Quote the whole listing verbatim.

***** RECORD LIST

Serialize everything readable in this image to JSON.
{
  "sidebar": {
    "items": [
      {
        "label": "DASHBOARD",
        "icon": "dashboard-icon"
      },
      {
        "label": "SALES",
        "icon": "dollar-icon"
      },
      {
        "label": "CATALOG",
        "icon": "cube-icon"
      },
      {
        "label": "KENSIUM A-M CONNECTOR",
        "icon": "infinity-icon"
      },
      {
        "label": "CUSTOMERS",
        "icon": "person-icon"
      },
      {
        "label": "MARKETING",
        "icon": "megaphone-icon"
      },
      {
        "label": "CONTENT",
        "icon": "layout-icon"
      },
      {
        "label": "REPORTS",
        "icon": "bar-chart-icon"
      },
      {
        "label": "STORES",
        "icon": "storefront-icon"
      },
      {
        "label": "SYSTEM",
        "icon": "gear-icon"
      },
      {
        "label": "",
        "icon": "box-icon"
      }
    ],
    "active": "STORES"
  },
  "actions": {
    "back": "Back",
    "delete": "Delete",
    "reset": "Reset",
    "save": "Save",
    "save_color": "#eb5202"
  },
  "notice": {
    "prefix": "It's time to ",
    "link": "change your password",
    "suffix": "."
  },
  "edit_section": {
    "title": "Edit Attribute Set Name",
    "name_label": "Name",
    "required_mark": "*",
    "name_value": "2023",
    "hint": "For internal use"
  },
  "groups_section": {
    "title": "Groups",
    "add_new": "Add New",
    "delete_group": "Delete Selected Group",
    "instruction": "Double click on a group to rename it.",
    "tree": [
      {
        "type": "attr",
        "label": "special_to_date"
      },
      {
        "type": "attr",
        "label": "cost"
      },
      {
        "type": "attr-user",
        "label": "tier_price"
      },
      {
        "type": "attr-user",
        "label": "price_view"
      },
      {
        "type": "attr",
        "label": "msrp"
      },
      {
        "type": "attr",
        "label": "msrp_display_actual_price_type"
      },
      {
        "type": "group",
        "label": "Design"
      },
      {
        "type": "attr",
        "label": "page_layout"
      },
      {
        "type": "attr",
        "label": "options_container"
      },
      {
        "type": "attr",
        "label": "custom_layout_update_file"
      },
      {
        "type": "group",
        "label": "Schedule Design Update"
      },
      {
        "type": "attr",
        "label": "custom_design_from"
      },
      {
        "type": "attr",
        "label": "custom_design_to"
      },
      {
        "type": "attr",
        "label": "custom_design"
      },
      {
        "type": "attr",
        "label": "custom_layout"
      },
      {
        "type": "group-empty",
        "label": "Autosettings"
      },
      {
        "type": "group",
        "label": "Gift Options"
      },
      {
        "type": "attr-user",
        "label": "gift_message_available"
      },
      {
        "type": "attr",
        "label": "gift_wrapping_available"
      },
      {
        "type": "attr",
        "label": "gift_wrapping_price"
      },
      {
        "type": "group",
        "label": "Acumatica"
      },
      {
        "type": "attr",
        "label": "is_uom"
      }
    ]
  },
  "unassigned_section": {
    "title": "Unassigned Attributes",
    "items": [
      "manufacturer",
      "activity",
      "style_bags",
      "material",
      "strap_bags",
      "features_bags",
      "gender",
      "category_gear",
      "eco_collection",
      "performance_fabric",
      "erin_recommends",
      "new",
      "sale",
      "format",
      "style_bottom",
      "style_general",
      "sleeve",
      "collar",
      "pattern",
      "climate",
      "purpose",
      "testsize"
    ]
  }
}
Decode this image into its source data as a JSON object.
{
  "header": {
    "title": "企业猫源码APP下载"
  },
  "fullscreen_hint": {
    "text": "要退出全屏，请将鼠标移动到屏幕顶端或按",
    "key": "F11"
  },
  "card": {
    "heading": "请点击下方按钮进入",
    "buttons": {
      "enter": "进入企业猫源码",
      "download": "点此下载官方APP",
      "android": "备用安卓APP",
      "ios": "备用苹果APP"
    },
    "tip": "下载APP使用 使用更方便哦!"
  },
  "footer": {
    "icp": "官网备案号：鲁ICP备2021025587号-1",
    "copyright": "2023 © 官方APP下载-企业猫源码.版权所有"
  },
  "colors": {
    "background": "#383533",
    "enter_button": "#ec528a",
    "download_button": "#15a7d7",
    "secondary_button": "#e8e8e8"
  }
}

**********

CORRECT RESULT:
Serialize everything readable in this image to JSON.
{
  "sidebar": {
    "items": [
      {
        "label": "DASHBOARD",
        "icon": "dashboard-icon"
      },
      {
        "label": "SALES",
        "icon": "dollar-icon"
      },
      {
        "label": "CATALOG",
        "icon": "cube-icon"
      },
      {
        "label": "KENSIUM A-M CONNECTOR",
        "icon": "infinity-icon"
      },
      {
        "label": "CUSTOMERS",
        "icon": "person-icon"
      },
      {
        "label": "MARKETING",
        "icon": "megaphone-icon"
      },
      {
        "label": "CONTENT",
        "icon": "layout-icon"
      },
      {
        "label": "REPORTS",
        "icon": "bar-chart-icon"
      },
      {
        "label": "STORES",
        "icon": "storefront-icon"
      },
      {
        "label": "SYSTEM",
        "icon": "gear-icon"
      },
      {
        "label": "",
        "icon": "box-icon"
      }
    ],
    "active": "STORES"
  },
  "actions": {
    "back": "Back",
    "delete": "Delete",
    "reset": "Reset",
    "save": "Save",
    "save_color": "#eb5202"
  },
  "notice": {
    "prefix": "It's time to ",
    "link": "change your password",
    "suffix": "."
  },
  "edit_section": {
    "title": "Edit Attribute Set Name",
    "name_label": "Name",
    "required_mark": "*",
    "name_value": "2023",
    "hint": "For internal use"
  },
  "groups_section": {
    "title": "Groups",
    "add_new": "Add New",
    "delete_group": "Delete Selected Group",
    "instruction": "Double click on a group to rename it.",
    "tree": [
      {
        "type": "attr",
        "label": "special_to_date"
      },
      {
        "type": "attr",
        "label": "cost"
      },
      {
        "type": "attr-user",
        "label": "tier_price"
      },
      {
        "type": "attr-user",
        "label": "price_view"
      },
      {
        "type": "attr",
        "label": "msrp"
      },
      {
        "type": "attr",
        "label": "msrp_display_actual_price_type"
      },
      {
        "type": "group",
        "label": "Design"
      },
      {
        "type": "attr",
        "label": "page_layout"
      },
      {
        "type": "attr",
        "label": "options_container"
      },
      {
        "type": "attr",
        "label": "custom_layout_update_file"
      },
      {
        "type": "group",
        "label": "Schedule Design Update"
      },
      {
        "type": "attr",
        "label": "custom_design_from"
      },
      {
        "type": "attr",
        "label": "custom_design_to"
      },
      {
        "type": "attr",
        "label": "custom_design"
      },
      {
        "type": "attr",
        "label": "custom_layout"
      },
      {
        "type": "group-empty",
        "label": "Autosettings"
      },
      {
        "type": "group",
        "label": "Gift Options"
      },
      {
        "type": "attr-user",
        "label": "gift_message_available"
      },
      {
        "type": "attr",
        "label": "gift_wrapping_available"
      },
      {
        "type": "attr",
        "label": "gift_wrapping_price"
      },
      {
        "type": "group",
        "label": "Acumatica"
      },
      {
        "type": "attr",
        "label": "is_uom"
      }
    ]
  },
  "unassigned_section": {
    "title": "Unassigned Attributes",
    "items": [
      "manufacturer",
      "activity",
      "style_bags",
      "material",
      "strap_bags",
      "features_bags",
      "gender",
      "category_gear",
      "eco_collection",
      "performance_fabric",
      "erin_recommends",
      "new",
      "sale",
      "format",
      "style_bottom",
      "style_general",
      "sleeve",
      "collar",
      "pattern",
      "climate",
      "purpose",
      "testsize"
    ]
  }
}
Decode this image into its source data as a JSON object.
{
  "header": {
    "title": "企业猫源码APP下载"
  },
  "fullscreen_hint": {
    "text": "要退出全屏，请将鼠标移动到屏幕顶端或按",
    "key": "F11"
  },
  "card": {
    "heading": "请点击下方按钮进入",
    "buttons": {
      "enter": "进入企业猫源码",
      "download": "点此下载官方APP",
      "android": "备用安卓APP",
      "ios": "备用苹果APP"
    },
    "tip": "下载APP使用 使用更方便哦!"
  },
  "footer": {
    "icp": "官网备案号：鲁ICP备2021025587号-1",
    "copyright": "2023 © 官方APP下载-企业猫源码.版权所有"
  },
  "colors": {
    "background": "#383533",
    "enter_button": "#ec528a",
    "download_button": "#15a7d7",
    "secondary_button": "#e8e8e8"
  }
}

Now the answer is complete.